Required work: Report the count of lines where the string "label" appears, and nothing else.

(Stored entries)
######

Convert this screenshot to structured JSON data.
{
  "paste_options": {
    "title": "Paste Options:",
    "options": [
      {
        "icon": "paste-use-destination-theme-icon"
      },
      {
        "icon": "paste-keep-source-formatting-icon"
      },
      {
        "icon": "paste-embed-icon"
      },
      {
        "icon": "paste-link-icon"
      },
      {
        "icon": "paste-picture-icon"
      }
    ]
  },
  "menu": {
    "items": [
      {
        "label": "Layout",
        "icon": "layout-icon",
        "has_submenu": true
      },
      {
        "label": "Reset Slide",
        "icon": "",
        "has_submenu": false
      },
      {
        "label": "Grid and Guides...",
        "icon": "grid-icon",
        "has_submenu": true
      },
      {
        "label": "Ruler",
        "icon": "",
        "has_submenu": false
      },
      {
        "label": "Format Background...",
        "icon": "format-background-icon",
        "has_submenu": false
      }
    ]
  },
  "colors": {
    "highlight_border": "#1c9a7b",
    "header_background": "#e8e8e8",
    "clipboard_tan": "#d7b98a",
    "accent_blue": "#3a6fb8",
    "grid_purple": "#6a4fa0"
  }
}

######

Response to the exercise: 5